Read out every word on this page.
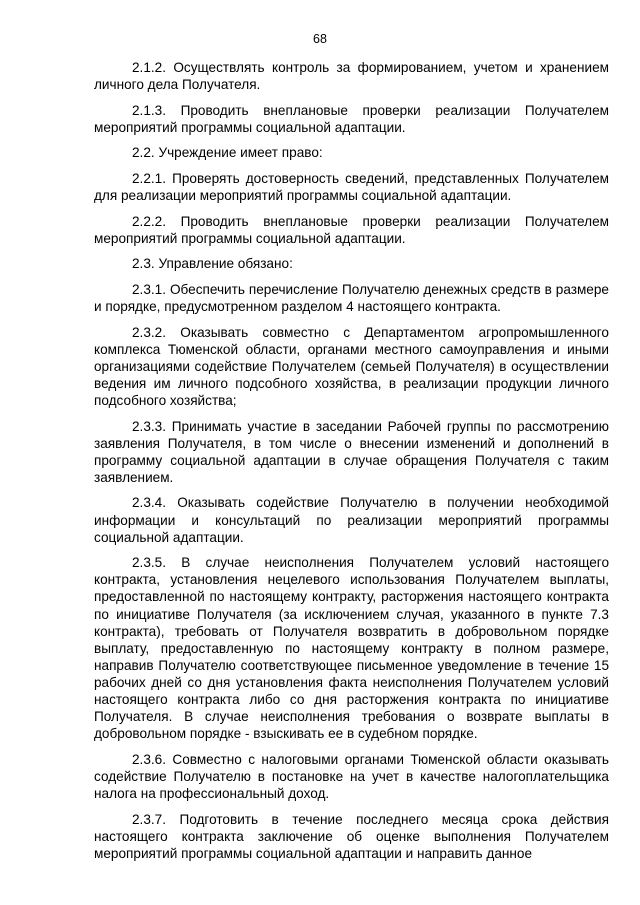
68

2.1.2. Осуществлять контроль за формированием, учетом и хранением личного дела Получателя.

2.1.3. Проводить внеплановые проверки реализации Получателем мероприятий программы социальной адаптации.

2.2. Учреждение имеет право:

2.2.1. Проверять достоверность сведений, представленных Получателем для реализации мероприятий программы социальной адаптации.

2.2.2. Проводить внеплановые проверки реализации Получателем мероприятий программы социальной адаптации.

2.3. Управление обязано:

2.3.1. Обеспечить перечисление Получателю денежных средств в размере и порядке, предусмотренном разделом 4 настоящего контракта.

2.3.2. Оказывать совместно с Департаментом агропромышленного комплекса Тюменской области, органами местного самоуправления и иными организациями содействие Получателем (семьей Получателя) в осуществлении ведения им личного подсобного хозяйства, в реализации продукции личного подсобного хозяйства;

2.3.3. Принимать участие в заседании Рабочей группы по рассмотрению заявления Получателя, в том числе о внесении изменений и дополнений в программу социальной адаптации в случае обращения Получателя с таким заявлением.

2.3.4. Оказывать содействие Получателю в получении необходимой информации и консультаций по реализации мероприятий программы социальной адаптации.

2.3.5. В случае неисполнения Получателем условий настоящего контракта, установления нецелевого использования Получателем выплаты, предоставленной по настоящему контракту, расторжения настоящего контракта по инициативе Получателя (за исключением случая, указанного в пункте 7.3 контракта), требовать от Получателя возвратить в добровольном порядке выплату, предоставленную по настоящему контракту в полном размере, направив Получателю соответствующее письменное уведомление в течение 15 рабочих дней со дня установления факта неисполнения Получателем условий настоящего контракта либо со дня расторжения контракта по инициативе Получателя. В случае неисполнения требования о возврате выплаты в добровольном порядке - взыскивать ее в судебном порядке.

2.3.6. Совместно с налоговыми органами Тюменской области оказывать содействие Получателю в постановке на учет в качестве налогоплательщика налога на профессиональный доход.

2.3.7. Подготовить в течение последнего месяца срока действия настоящего контракта заключение об оценке выполнения Получателем мероприятий программы социальной адаптации и направить данное
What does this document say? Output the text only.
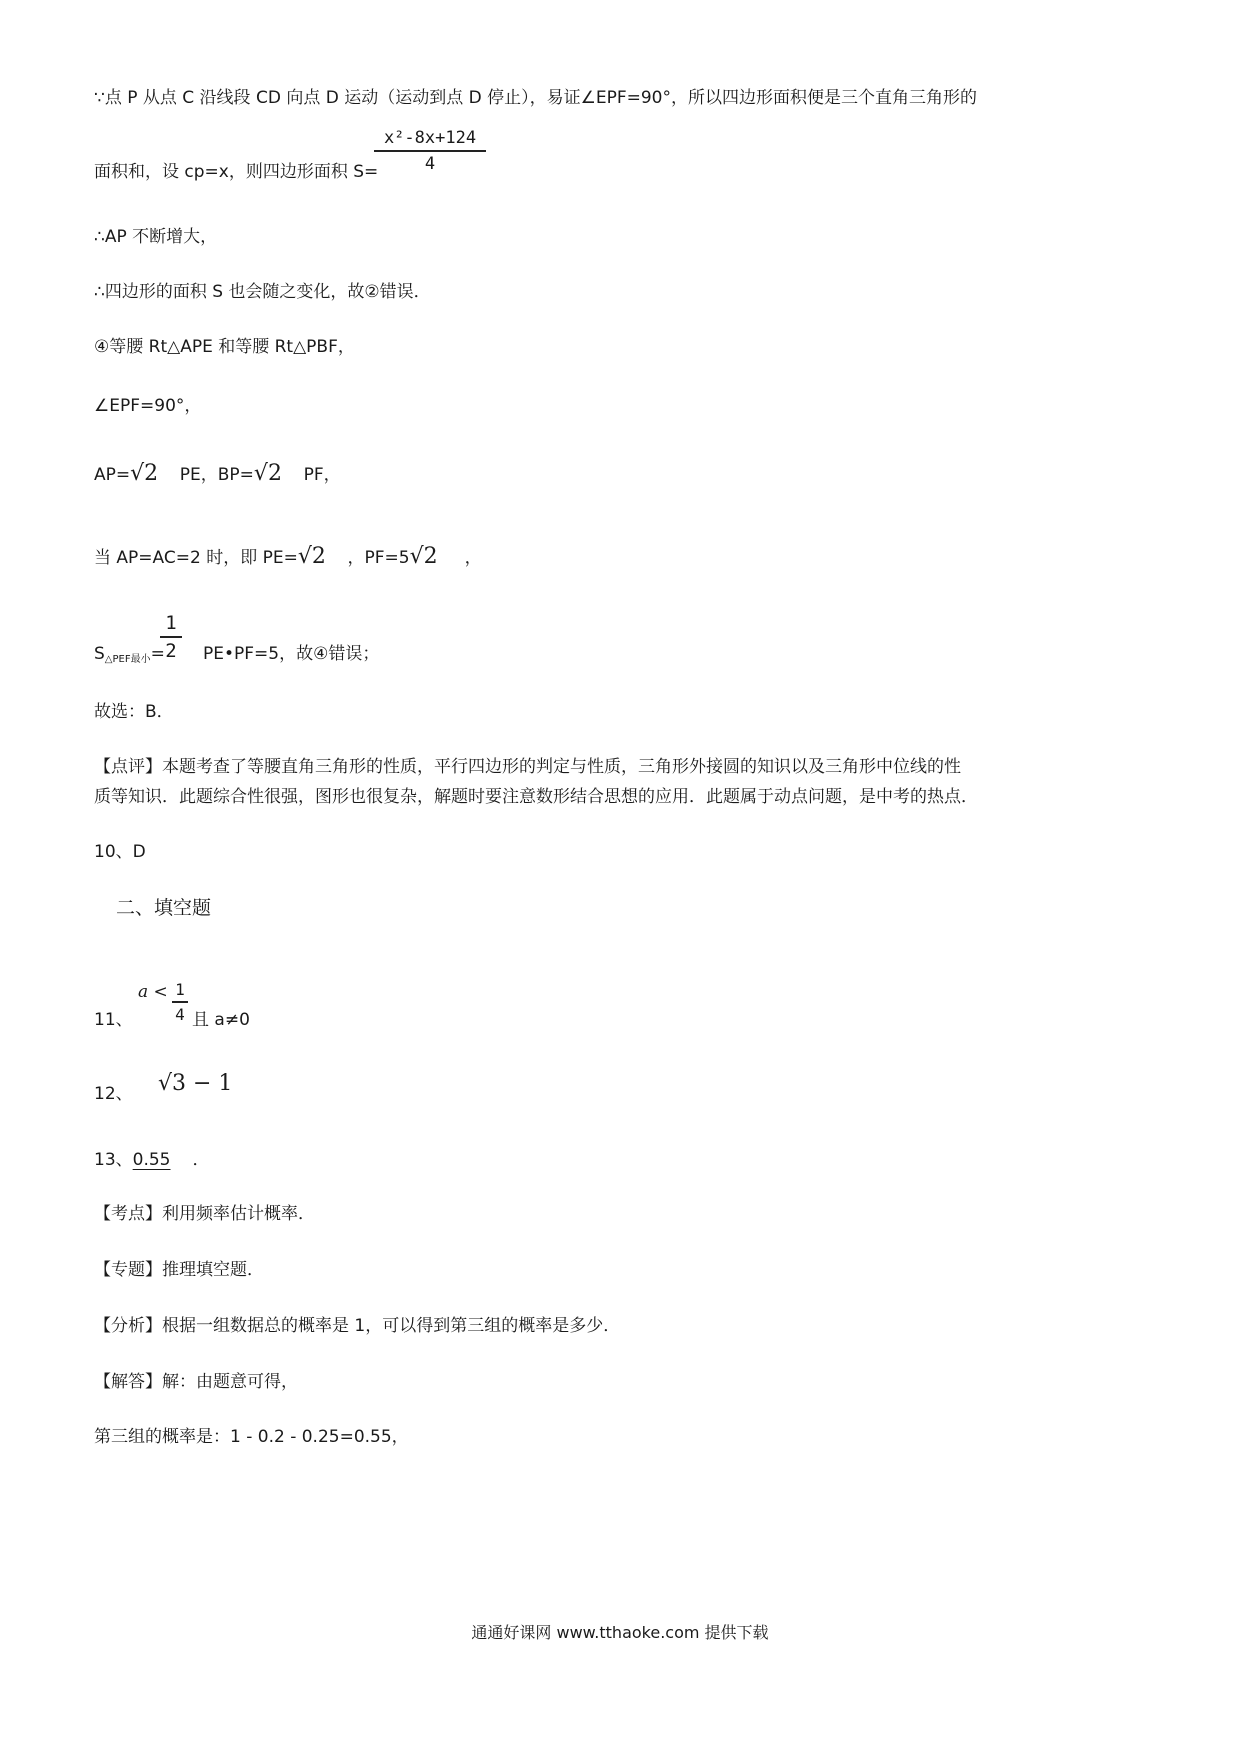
∵点 P 从点 C 沿线段 CD 向点 D 运动（运动到点 D 停止），易证∠EPF=90°，所以四边形面积便是三个直角三角形的
面积和，设 cp=x，则四边形面积 S=
$\frac{\text{x²-8x+124}}{4}$
∴AP 不断增大，
∴四边形的面积 S 也会随之变化，故②错误．
④等腰 Rt△APE 和等腰 Rt△PBF，
∠EPF=90°，
AP=√2 PE，BP=√2 PF，
当 AP=AC=2 时，即 PE=√2 ，PF=5√2 ，
$S_{\triangle PEF最小}=$
$\frac{1}{2}$ PE•PF=5，故④错误；
故选：B．
【点评】本题考查了等腰直角三角形的性质，平行四边形的判定与性质，三角形外接圆的知识以及三角形中位线的性
质等知识．此题综合性很强，图形也很复杂，解题时要注意数形结合思想的应用．此题属于动点问题，是中考的热点．
10、D
二、填空题
11、
$a < \frac{1}{4}$ 且 a≠0
12、 √3 − 1
13、0.55 ．
【考点】利用频率估计概率．
【专题】推理填空题．
【分析】根据一组数据总的概率是 1，可以得到第三组的概率是多少．
【解答】解：由题意可得，
第三组的概率是：1 - 0.2 - 0.25=0.55，
通通好课网 www.tthaoke.com 提供下载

========================================================================

:: Direction ::
Copy all of the entries verbatim, leaving out any pictures they contain.

:: Response to this task ::
Read out every word on this page.
68

2.1.2. Осуществлять контроль за формированием, учетом и хранением личного дела Получателя.

2.1.3. Проводить внеплановые проверки реализации Получателем мероприятий программы социальной адаптации.

2.2. Учреждение имеет право:

2.2.1. Проверять достоверность сведений, представленных Получателем для реализации мероприятий программы социальной адаптации.

2.2.2. Проводить внеплановые проверки реализации Получателем мероприятий программы социальной адаптации.

2.3. Управление обязано:

2.3.1. Обеспечить перечисление Получателю денежных средств в размере и порядке, предусмотренном разделом 4 настоящего контракта.

2.3.2. Оказывать совместно с Департаментом агропромышленного комплекса Тюменской области, органами местного самоуправления и иными организациями содействие Получателем (семьей Получателя) в осуществлении ведения им личного подсобного хозяйства, в реализации продукции личного подсобного хозяйства;

2.3.3. Принимать участие в заседании Рабочей группы по рассмотрению заявления Получателя, в том числе о внесении изменений и дополнений в программу социальной адаптации в случае обращения Получателя с таким заявлением.

2.3.4. Оказывать содействие Получателю в получении необходимой информации и консультаций по реализации мероприятий программы социальной адаптации.

2.3.5. В случае неисполнения Получателем условий настоящего контракта, установления нецелевого использования Получателем выплаты, предоставленной по настоящему контракту, расторжения настоящего контракта по инициативе Получателя (за исключением случая, указанного в пункте 7.3 контракта), требовать от Получателя возвратить в добровольном порядке выплату, предоставленную по настоящему контракту в полном размере, направив Получателю соответствующее письменное уведомление в течение 15 рабочих дней со дня установления факта неисполнения Получателем условий настоящего контракта либо со дня расторжения контракта по инициативе Получателя. В случае неисполнения требования о возврате выплаты в добровольном порядке - взыскивать ее в судебном порядке.

2.3.6. Совместно с налоговыми органами Тюменской области оказывать содействие Получателю в постановке на учет в качестве налогоплательщика налога на профессиональный доход.

2.3.7. Подготовить в течение последнего месяца срока действия настоящего контракта заключение об оценке выполнения Получателем мероприятий программы социальной адаптации и направить данное
What does this document say? Output the text only.
∵点 P 从点 C 沿线段 CD 向点 D 运动（运动到点 D 停止），易证∠EPF=90°，所以四边形面积便是三个直角三角形的
面积和，设 cp=x，则四边形面积 S=
$\frac{\text{x²-8x+124}}{4}$
∴AP 不断增大，
∴四边形的面积 S 也会随之变化，故②错误．
④等腰 Rt△APE 和等腰 Rt△PBF，
∠EPF=90°，
AP=√2 PE，BP=√2 PF，
当 AP=AC=2 时，即 PE=√2 ，PF=5√2 ，
$S_{\triangle PEF最小}=$
$\frac{1}{2}$ PE•PF=5，故④错误；
故选：B．
【点评】本题考查了等腰直角三角形的性质，平行四边形的判定与性质，三角形外接圆的知识以及三角形中位线的性
质等知识．此题综合性很强，图形也很复杂，解题时要注意数形结合思想的应用．此题属于动点问题，是中考的热点．
10、D
二、填空题
11、
$a < \frac{1}{4}$ 且 a≠0
12、 √3 − 1
13、0.55 ．
【考点】利用频率估计概率．
【专题】推理填空题．
【分析】根据一组数据总的概率是 1，可以得到第三组的概率是多少．
【解答】解：由题意可得，
第三组的概率是：1 - 0.2 - 0.25=0.55，
通通好课网 www.tthaoke.com 提供下载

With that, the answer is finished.